BEGIN SUPPLIED MATERIAL
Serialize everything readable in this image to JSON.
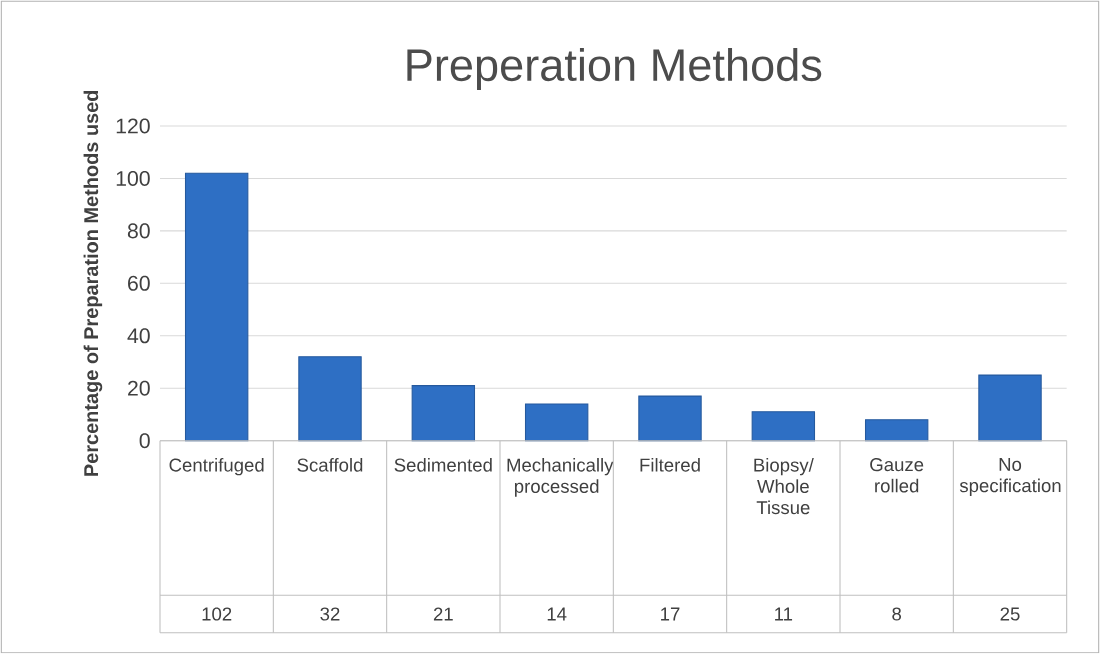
{
  "chart_data": {
    "type": "bar",
    "title": "Preperation Methods",
    "ylabel": "Percentage of Preparation Methods used",
    "categories": [
      "Centrifuged",
      "Scaffold",
      "Sedimented",
      "Mechanically processed",
      "Filtered",
      "Biopsy/ Whole Tissue",
      "Gauze rolled",
      "No specification"
    ],
    "values": [
      102,
      32,
      21,
      14,
      17,
      11,
      8,
      25
    ],
    "color": "#2e6fc4",
    "ylim": [
      0,
      120
    ],
    "yticks": [
      0,
      20,
      40,
      60,
      80,
      100,
      120
    ],
    "grid": "y",
    "data_labels": true
  }
}
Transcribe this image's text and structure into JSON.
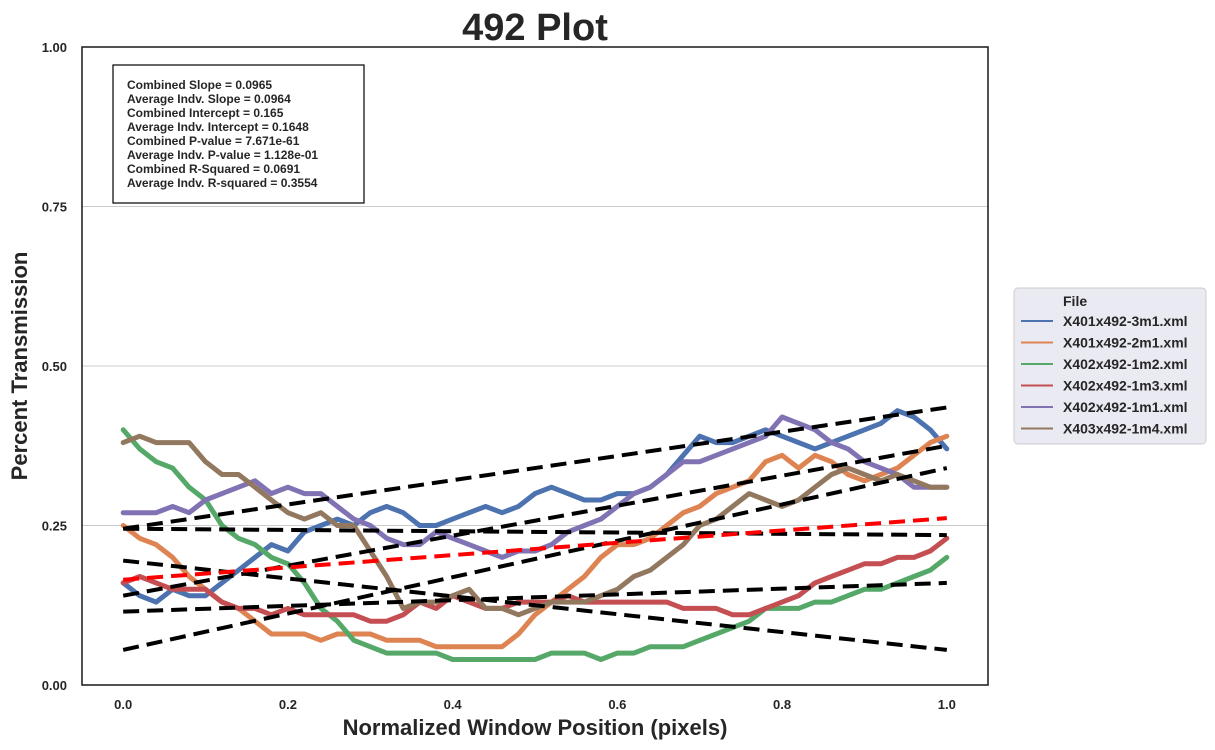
{
  "chart_data": {
    "type": "line",
    "title": "492 Plot",
    "xlabel": "Normalized Window Position (pixels)",
    "ylabel": "Percent Transmission",
    "xlim": [
      -0.05,
      1.05
    ],
    "ylim": [
      0.0,
      1.0
    ],
    "xticks": [
      0.0,
      0.2,
      0.4,
      0.6,
      0.8,
      1.0
    ],
    "xtick_labels": [
      "0.0",
      "0.2",
      "0.4",
      "0.6",
      "0.8",
      "1.0"
    ],
    "yticks": [
      0.0,
      0.25,
      0.5,
      0.75,
      1.0
    ],
    "ytick_labels": [
      "0.00",
      "0.25",
      "0.50",
      "0.75",
      "1.00"
    ],
    "grid": "horizontal",
    "legend": {
      "title": "File",
      "placement": "right-outside"
    },
    "stats": [
      "Combined Slope = 0.0965",
      "Average Indv. Slope = 0.0964",
      "Combined Intercept = 0.165",
      "Average Indv. Intercept = 0.1648",
      "Combined P-value = 7.671e-61",
      "Average Indv. P-value = 1.128e-01",
      "Combined R-Squared = 0.0691",
      "Average Indv. R-squared = 0.3554"
    ],
    "series": [
      {
        "name": "X401x492-3m1.xml",
        "color": "#4c72b0",
        "x": [
          0.0,
          0.02,
          0.04,
          0.06,
          0.08,
          0.1,
          0.12,
          0.14,
          0.16,
          0.18,
          0.2,
          0.22,
          0.24,
          0.26,
          0.28,
          0.3,
          0.32,
          0.34,
          0.36,
          0.38,
          0.4,
          0.42,
          0.44,
          0.46,
          0.48,
          0.5,
          0.52,
          0.54,
          0.56,
          0.58,
          0.6,
          0.62,
          0.64,
          0.66,
          0.68,
          0.7,
          0.72,
          0.74,
          0.76,
          0.78,
          0.8,
          0.82,
          0.84,
          0.86,
          0.88,
          0.9,
          0.92,
          0.94,
          0.96,
          0.98,
          1.0
        ],
        "y": [
          0.16,
          0.14,
          0.13,
          0.15,
          0.14,
          0.14,
          0.16,
          0.18,
          0.2,
          0.22,
          0.21,
          0.24,
          0.25,
          0.26,
          0.25,
          0.27,
          0.28,
          0.27,
          0.25,
          0.25,
          0.26,
          0.27,
          0.28,
          0.27,
          0.28,
          0.3,
          0.31,
          0.3,
          0.29,
          0.29,
          0.3,
          0.3,
          0.31,
          0.33,
          0.36,
          0.39,
          0.38,
          0.38,
          0.39,
          0.4,
          0.39,
          0.38,
          0.37,
          0.38,
          0.39,
          0.4,
          0.41,
          0.43,
          0.42,
          0.4,
          0.37
        ]
      },
      {
        "name": "X401x492-2m1.xml",
        "color": "#dd8452",
        "x": [
          0.0,
          0.02,
          0.04,
          0.06,
          0.08,
          0.1,
          0.12,
          0.14,
          0.16,
          0.18,
          0.2,
          0.22,
          0.24,
          0.26,
          0.28,
          0.3,
          0.32,
          0.34,
          0.36,
          0.38,
          0.4,
          0.42,
          0.44,
          0.46,
          0.48,
          0.5,
          0.52,
          0.54,
          0.56,
          0.58,
          0.6,
          0.62,
          0.64,
          0.66,
          0.68,
          0.7,
          0.72,
          0.74,
          0.76,
          0.78,
          0.8,
          0.82,
          0.84,
          0.86,
          0.88,
          0.9,
          0.92,
          0.94,
          0.96,
          0.98,
          1.0
        ],
        "y": [
          0.25,
          0.23,
          0.22,
          0.2,
          0.17,
          0.15,
          0.13,
          0.12,
          0.1,
          0.08,
          0.08,
          0.08,
          0.07,
          0.08,
          0.08,
          0.08,
          0.07,
          0.07,
          0.07,
          0.06,
          0.06,
          0.06,
          0.06,
          0.06,
          0.08,
          0.11,
          0.13,
          0.15,
          0.17,
          0.2,
          0.22,
          0.22,
          0.23,
          0.25,
          0.27,
          0.28,
          0.3,
          0.31,
          0.32,
          0.35,
          0.36,
          0.34,
          0.36,
          0.35,
          0.33,
          0.32,
          0.33,
          0.34,
          0.36,
          0.38,
          0.39
        ]
      },
      {
        "name": "X402x492-1m2.xml",
        "color": "#55a868",
        "x": [
          0.0,
          0.02,
          0.04,
          0.06,
          0.08,
          0.1,
          0.12,
          0.14,
          0.16,
          0.18,
          0.2,
          0.22,
          0.24,
          0.26,
          0.28,
          0.3,
          0.32,
          0.34,
          0.36,
          0.38,
          0.4,
          0.42,
          0.44,
          0.46,
          0.48,
          0.5,
          0.52,
          0.54,
          0.56,
          0.58,
          0.6,
          0.62,
          0.64,
          0.66,
          0.68,
          0.7,
          0.72,
          0.74,
          0.76,
          0.78,
          0.8,
          0.82,
          0.84,
          0.86,
          0.88,
          0.9,
          0.92,
          0.94,
          0.96,
          0.98,
          1.0
        ],
        "y": [
          0.4,
          0.37,
          0.35,
          0.34,
          0.31,
          0.29,
          0.25,
          0.23,
          0.22,
          0.2,
          0.19,
          0.16,
          0.12,
          0.1,
          0.07,
          0.06,
          0.05,
          0.05,
          0.05,
          0.05,
          0.04,
          0.04,
          0.04,
          0.04,
          0.04,
          0.04,
          0.05,
          0.05,
          0.05,
          0.04,
          0.05,
          0.05,
          0.06,
          0.06,
          0.06,
          0.07,
          0.08,
          0.09,
          0.1,
          0.12,
          0.12,
          0.12,
          0.13,
          0.13,
          0.14,
          0.15,
          0.15,
          0.16,
          0.17,
          0.18,
          0.2
        ]
      },
      {
        "name": "X402x492-1m3.xml",
        "color": "#c44e52",
        "x": [
          0.0,
          0.02,
          0.04,
          0.06,
          0.08,
          0.1,
          0.12,
          0.14,
          0.16,
          0.18,
          0.2,
          0.22,
          0.24,
          0.26,
          0.28,
          0.3,
          0.32,
          0.34,
          0.36,
          0.38,
          0.4,
          0.42,
          0.44,
          0.46,
          0.48,
          0.5,
          0.52,
          0.54,
          0.56,
          0.58,
          0.6,
          0.62,
          0.64,
          0.66,
          0.68,
          0.7,
          0.72,
          0.74,
          0.76,
          0.78,
          0.8,
          0.82,
          0.84,
          0.86,
          0.88,
          0.9,
          0.92,
          0.94,
          0.96,
          0.98,
          1.0
        ],
        "y": [
          0.16,
          0.17,
          0.16,
          0.15,
          0.15,
          0.15,
          0.13,
          0.12,
          0.12,
          0.11,
          0.12,
          0.11,
          0.11,
          0.11,
          0.11,
          0.1,
          0.1,
          0.11,
          0.13,
          0.12,
          0.14,
          0.13,
          0.12,
          0.12,
          0.13,
          0.13,
          0.13,
          0.14,
          0.13,
          0.13,
          0.13,
          0.13,
          0.13,
          0.13,
          0.12,
          0.12,
          0.12,
          0.11,
          0.11,
          0.12,
          0.13,
          0.14,
          0.16,
          0.17,
          0.18,
          0.19,
          0.19,
          0.2,
          0.2,
          0.21,
          0.23
        ]
      },
      {
        "name": "X402x492-1m1.xml",
        "color": "#8172b3",
        "x": [
          0.0,
          0.02,
          0.04,
          0.06,
          0.08,
          0.1,
          0.12,
          0.14,
          0.16,
          0.18,
          0.2,
          0.22,
          0.24,
          0.26,
          0.28,
          0.3,
          0.32,
          0.34,
          0.36,
          0.38,
          0.4,
          0.42,
          0.44,
          0.46,
          0.48,
          0.5,
          0.52,
          0.54,
          0.56,
          0.58,
          0.6,
          0.62,
          0.64,
          0.66,
          0.68,
          0.7,
          0.72,
          0.74,
          0.76,
          0.78,
          0.8,
          0.82,
          0.84,
          0.86,
          0.88,
          0.9,
          0.92,
          0.94,
          0.96,
          0.98,
          1.0
        ],
        "y": [
          0.27,
          0.27,
          0.27,
          0.28,
          0.27,
          0.29,
          0.3,
          0.31,
          0.32,
          0.3,
          0.31,
          0.3,
          0.3,
          0.28,
          0.26,
          0.25,
          0.23,
          0.22,
          0.22,
          0.24,
          0.23,
          0.22,
          0.21,
          0.2,
          0.21,
          0.21,
          0.22,
          0.24,
          0.25,
          0.26,
          0.28,
          0.3,
          0.31,
          0.33,
          0.35,
          0.35,
          0.36,
          0.37,
          0.38,
          0.39,
          0.42,
          0.41,
          0.4,
          0.38,
          0.37,
          0.35,
          0.34,
          0.33,
          0.31,
          0.31,
          0.31
        ]
      },
      {
        "name": "X403x492-1m4.xml",
        "color": "#937860",
        "x": [
          0.0,
          0.02,
          0.04,
          0.06,
          0.08,
          0.1,
          0.12,
          0.14,
          0.16,
          0.18,
          0.2,
          0.22,
          0.24,
          0.26,
          0.28,
          0.3,
          0.32,
          0.34,
          0.36,
          0.38,
          0.4,
          0.42,
          0.44,
          0.46,
          0.48,
          0.5,
          0.52,
          0.54,
          0.56,
          0.58,
          0.6,
          0.62,
          0.64,
          0.66,
          0.68,
          0.7,
          0.72,
          0.74,
          0.76,
          0.78,
          0.8,
          0.82,
          0.84,
          0.86,
          0.88,
          0.9,
          0.92,
          0.94,
          0.96,
          0.98,
          1.0
        ],
        "y": [
          0.38,
          0.39,
          0.38,
          0.38,
          0.38,
          0.35,
          0.33,
          0.33,
          0.31,
          0.29,
          0.27,
          0.26,
          0.27,
          0.25,
          0.25,
          0.21,
          0.17,
          0.12,
          0.13,
          0.13,
          0.14,
          0.15,
          0.12,
          0.12,
          0.11,
          0.12,
          0.13,
          0.13,
          0.13,
          0.14,
          0.15,
          0.17,
          0.18,
          0.2,
          0.22,
          0.25,
          0.26,
          0.28,
          0.3,
          0.29,
          0.28,
          0.29,
          0.31,
          0.33,
          0.34,
          0.33,
          0.32,
          0.33,
          0.32,
          0.31,
          0.31
        ]
      }
    ],
    "fit_lines": [
      {
        "color": "#000000",
        "x": [
          0.0,
          1.0
        ],
        "y": [
          0.245,
          0.435
        ]
      },
      {
        "color": "#000000",
        "x": [
          0.0,
          1.0
        ],
        "y": [
          0.055,
          0.34
        ]
      },
      {
        "color": "#000000",
        "x": [
          0.0,
          1.0
        ],
        "y": [
          0.195,
          0.055
        ]
      },
      {
        "color": "#000000",
        "x": [
          0.0,
          1.0
        ],
        "y": [
          0.115,
          0.16
        ]
      },
      {
        "color": "#000000",
        "x": [
          0.0,
          1.0
        ],
        "y": [
          0.14,
          0.375
        ]
      },
      {
        "color": "#000000",
        "x": [
          0.0,
          1.0
        ],
        "y": [
          0.245,
          0.235
        ]
      },
      {
        "color": "#ff0000",
        "x": [
          0.0,
          1.0
        ],
        "y": [
          0.165,
          0.2615
        ]
      }
    ]
  }
}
END SUPPLIED MATERIAL
* [WHAT TO DO]: Identify each line of the material where the word "ylabel" shows up, and copy it.

* [EXERCISE SOLUTION]:
    "ylabel": "Percentage of Preparation Methods used",
    "ylabel": "Percent Transmission",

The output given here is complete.